# [Task directions]
Filter the records below and copy every line containing the word "Nida".
--- Begin Data provided ---
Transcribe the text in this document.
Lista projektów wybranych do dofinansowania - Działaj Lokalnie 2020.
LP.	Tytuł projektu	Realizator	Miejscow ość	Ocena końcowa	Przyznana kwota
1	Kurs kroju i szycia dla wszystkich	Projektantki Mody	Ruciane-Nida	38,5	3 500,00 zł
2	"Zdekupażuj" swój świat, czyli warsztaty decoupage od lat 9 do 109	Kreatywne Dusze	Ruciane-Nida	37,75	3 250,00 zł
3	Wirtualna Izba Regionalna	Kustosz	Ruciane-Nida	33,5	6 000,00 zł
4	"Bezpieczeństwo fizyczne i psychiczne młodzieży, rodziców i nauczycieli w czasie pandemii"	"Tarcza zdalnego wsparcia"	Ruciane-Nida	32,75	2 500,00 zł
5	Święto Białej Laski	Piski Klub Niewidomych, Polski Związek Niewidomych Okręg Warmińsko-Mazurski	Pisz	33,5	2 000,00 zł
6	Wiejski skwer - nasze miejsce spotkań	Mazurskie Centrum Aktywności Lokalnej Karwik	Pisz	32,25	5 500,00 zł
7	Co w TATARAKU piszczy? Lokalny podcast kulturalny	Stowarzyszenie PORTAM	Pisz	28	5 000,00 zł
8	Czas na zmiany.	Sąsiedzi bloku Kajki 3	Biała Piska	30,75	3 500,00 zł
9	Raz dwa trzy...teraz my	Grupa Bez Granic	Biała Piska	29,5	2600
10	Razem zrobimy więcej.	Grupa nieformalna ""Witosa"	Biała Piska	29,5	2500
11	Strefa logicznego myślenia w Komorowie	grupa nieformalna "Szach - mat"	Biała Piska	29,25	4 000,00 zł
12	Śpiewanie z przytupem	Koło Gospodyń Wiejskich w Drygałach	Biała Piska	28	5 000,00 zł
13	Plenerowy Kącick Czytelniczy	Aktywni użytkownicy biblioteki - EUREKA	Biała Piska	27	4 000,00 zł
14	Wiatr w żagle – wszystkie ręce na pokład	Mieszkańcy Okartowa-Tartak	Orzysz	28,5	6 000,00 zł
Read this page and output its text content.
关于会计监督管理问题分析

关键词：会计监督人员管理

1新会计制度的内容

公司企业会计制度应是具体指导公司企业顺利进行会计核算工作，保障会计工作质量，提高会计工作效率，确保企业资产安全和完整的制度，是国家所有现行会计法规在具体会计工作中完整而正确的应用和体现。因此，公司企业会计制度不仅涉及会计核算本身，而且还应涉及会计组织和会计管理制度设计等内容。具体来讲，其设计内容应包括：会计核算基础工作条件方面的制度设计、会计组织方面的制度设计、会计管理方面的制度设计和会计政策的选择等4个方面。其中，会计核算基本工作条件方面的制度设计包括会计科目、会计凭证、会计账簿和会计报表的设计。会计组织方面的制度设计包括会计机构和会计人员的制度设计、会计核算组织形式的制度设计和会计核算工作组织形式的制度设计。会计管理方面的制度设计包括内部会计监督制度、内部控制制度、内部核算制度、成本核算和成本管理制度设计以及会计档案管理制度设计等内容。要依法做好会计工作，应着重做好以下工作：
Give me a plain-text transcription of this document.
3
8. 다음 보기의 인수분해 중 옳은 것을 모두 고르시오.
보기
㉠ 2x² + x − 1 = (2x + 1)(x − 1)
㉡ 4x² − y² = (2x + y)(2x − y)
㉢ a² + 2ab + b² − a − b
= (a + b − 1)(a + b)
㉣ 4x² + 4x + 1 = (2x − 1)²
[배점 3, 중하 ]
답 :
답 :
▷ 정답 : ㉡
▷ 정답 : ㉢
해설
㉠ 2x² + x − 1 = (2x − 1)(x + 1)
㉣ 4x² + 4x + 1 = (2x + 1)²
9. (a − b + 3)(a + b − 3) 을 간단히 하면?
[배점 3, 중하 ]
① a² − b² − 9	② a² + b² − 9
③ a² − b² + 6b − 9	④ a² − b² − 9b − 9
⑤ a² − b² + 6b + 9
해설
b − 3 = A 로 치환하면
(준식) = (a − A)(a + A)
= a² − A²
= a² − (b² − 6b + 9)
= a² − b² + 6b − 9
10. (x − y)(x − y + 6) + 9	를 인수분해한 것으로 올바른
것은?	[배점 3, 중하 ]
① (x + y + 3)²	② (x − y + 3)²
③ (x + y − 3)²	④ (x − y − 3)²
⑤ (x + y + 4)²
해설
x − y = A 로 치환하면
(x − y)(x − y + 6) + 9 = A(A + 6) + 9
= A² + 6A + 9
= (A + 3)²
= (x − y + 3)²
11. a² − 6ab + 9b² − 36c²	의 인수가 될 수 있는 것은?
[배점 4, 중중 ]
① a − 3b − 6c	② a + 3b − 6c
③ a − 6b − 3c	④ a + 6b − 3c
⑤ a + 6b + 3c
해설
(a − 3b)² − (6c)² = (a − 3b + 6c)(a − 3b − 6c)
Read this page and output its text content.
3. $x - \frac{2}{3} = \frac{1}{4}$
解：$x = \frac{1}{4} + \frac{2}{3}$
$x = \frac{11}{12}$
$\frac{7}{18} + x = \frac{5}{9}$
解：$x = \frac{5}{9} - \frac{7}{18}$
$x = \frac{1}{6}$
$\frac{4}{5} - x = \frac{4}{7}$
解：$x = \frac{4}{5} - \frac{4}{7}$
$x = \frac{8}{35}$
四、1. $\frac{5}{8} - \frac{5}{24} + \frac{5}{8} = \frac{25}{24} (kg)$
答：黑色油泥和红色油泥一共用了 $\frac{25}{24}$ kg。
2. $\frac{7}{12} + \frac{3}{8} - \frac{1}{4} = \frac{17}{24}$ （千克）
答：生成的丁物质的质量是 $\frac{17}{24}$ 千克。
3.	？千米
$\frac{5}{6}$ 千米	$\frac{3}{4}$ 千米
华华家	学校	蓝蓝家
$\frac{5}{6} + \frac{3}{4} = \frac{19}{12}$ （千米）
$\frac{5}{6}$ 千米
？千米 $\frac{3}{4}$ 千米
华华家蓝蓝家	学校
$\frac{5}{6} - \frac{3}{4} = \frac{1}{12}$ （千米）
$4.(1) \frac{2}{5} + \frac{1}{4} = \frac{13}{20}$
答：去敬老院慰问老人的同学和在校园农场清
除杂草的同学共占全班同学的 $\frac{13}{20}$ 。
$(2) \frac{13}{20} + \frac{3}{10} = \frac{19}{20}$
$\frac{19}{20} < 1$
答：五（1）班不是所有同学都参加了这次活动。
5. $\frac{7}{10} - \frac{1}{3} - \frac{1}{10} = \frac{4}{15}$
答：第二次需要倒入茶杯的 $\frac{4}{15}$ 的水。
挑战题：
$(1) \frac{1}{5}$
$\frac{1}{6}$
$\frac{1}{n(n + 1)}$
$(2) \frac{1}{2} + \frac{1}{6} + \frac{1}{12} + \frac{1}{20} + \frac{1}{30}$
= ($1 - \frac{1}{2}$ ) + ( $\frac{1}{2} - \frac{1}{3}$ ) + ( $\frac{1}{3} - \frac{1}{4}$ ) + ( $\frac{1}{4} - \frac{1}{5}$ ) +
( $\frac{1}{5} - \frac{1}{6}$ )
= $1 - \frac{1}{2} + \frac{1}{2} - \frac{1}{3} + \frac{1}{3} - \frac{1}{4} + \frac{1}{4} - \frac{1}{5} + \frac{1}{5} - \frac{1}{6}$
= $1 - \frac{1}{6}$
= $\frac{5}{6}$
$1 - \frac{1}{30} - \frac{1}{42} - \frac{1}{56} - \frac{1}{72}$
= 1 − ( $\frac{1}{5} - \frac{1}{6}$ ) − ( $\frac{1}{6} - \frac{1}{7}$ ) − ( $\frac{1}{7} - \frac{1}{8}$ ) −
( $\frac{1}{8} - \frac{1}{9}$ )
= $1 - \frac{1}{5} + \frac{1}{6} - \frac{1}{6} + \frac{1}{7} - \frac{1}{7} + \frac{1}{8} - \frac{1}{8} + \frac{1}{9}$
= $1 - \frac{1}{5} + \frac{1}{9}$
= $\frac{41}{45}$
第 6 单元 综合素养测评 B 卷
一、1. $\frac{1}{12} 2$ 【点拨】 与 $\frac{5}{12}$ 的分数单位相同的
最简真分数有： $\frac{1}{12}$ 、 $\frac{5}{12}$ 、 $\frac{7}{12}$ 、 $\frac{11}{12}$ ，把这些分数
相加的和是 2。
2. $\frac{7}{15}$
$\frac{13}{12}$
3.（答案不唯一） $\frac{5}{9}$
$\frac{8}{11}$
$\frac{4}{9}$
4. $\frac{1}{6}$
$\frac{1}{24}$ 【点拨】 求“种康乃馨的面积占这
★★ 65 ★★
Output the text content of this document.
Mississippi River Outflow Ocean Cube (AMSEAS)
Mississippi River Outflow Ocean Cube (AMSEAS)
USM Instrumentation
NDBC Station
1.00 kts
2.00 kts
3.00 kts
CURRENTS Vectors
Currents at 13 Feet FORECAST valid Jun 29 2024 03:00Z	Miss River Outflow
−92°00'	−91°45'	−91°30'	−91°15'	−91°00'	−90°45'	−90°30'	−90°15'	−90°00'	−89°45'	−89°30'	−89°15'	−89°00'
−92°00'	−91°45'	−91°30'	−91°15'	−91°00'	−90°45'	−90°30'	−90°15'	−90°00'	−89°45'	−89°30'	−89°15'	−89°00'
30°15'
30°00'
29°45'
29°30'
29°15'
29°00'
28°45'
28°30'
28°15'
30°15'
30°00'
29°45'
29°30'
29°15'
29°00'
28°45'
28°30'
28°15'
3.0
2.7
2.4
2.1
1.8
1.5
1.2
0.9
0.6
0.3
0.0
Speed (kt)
--- End Data provided ---
# [Finished exercise]
1	Kurs kroju i szycia dla wszystkich	Projektantki Mody	Ruciane-Nida	38,5	3 500,00 zł
2	"Zdekupażuj" swój świat, czyli warsztaty decoupage od lat 9 do 109	Kreatywne Dusze	Ruciane-Nida	37,75	3 250,00 zł
3	Wirtualna Izba Regionalna	Kustosz	Ruciane-Nida	33,5	6 000,00 zł
4	"Bezpieczeństwo fizyczne i psychiczne młodzieży, rodziców i nauczycieli w czasie pandemii"	"Tarcza zdalnego wsparcia"	Ruciane-Nida	32,75	2 500,00 zł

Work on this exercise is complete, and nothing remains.